--- WRITTEN REQUEST ---
From the entries below, copy out every line with "assemblée" in it.

Data entries
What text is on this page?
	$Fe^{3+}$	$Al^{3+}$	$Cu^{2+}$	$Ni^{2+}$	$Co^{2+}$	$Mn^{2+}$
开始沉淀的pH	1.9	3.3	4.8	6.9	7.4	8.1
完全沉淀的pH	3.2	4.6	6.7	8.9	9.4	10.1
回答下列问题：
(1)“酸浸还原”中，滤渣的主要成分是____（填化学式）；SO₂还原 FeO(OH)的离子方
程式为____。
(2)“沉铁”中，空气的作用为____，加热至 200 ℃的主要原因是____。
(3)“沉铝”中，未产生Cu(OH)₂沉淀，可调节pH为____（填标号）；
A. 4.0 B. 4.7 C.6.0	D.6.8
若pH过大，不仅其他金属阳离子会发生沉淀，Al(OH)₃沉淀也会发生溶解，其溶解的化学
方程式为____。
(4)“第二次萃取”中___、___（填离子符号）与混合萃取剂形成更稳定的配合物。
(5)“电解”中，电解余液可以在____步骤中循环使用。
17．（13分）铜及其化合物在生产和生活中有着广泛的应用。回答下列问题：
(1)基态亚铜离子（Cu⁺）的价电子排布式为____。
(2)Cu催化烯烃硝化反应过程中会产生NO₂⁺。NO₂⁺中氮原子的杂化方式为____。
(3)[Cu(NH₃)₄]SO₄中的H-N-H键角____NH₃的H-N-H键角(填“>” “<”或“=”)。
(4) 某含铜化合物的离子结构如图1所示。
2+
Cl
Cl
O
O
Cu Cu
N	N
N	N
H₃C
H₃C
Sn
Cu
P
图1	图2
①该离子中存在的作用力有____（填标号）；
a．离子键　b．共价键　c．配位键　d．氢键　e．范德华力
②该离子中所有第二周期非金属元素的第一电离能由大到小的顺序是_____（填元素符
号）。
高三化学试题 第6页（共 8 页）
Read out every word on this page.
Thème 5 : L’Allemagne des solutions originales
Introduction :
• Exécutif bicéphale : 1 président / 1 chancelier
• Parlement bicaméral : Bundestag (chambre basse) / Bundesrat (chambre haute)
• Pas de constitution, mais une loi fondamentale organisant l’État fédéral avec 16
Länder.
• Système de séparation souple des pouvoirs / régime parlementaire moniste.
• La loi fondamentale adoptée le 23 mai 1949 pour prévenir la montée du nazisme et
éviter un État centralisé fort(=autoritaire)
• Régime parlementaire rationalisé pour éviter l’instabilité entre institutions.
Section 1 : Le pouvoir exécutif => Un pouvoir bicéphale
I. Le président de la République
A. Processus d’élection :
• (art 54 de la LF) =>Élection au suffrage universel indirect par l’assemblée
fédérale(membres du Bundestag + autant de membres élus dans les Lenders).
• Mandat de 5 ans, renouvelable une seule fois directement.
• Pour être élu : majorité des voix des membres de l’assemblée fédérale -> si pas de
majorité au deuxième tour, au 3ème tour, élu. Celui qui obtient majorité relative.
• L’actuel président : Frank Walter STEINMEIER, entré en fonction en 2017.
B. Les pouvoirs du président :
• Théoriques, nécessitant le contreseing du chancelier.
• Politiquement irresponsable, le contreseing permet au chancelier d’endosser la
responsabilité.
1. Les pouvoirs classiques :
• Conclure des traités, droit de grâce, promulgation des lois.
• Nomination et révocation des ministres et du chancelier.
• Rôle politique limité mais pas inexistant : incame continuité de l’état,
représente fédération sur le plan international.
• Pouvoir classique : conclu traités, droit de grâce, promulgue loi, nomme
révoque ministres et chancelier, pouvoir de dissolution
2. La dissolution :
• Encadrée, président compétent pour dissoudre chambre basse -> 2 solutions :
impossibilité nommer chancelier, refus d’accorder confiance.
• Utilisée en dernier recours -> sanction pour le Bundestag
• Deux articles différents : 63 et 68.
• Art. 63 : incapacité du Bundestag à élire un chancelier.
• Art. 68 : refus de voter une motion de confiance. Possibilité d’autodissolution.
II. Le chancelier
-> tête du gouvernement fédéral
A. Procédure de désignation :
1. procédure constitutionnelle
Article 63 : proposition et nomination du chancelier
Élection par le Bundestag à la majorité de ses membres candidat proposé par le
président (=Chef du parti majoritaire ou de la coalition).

--- COMPLETED EXERCISE ---
• (art 54 de la LF) =>Élection au suffrage universel indirect par l’assemblée
• Pour être élu : majorité des voix des membres de l’assemblée fédérale -> si pas de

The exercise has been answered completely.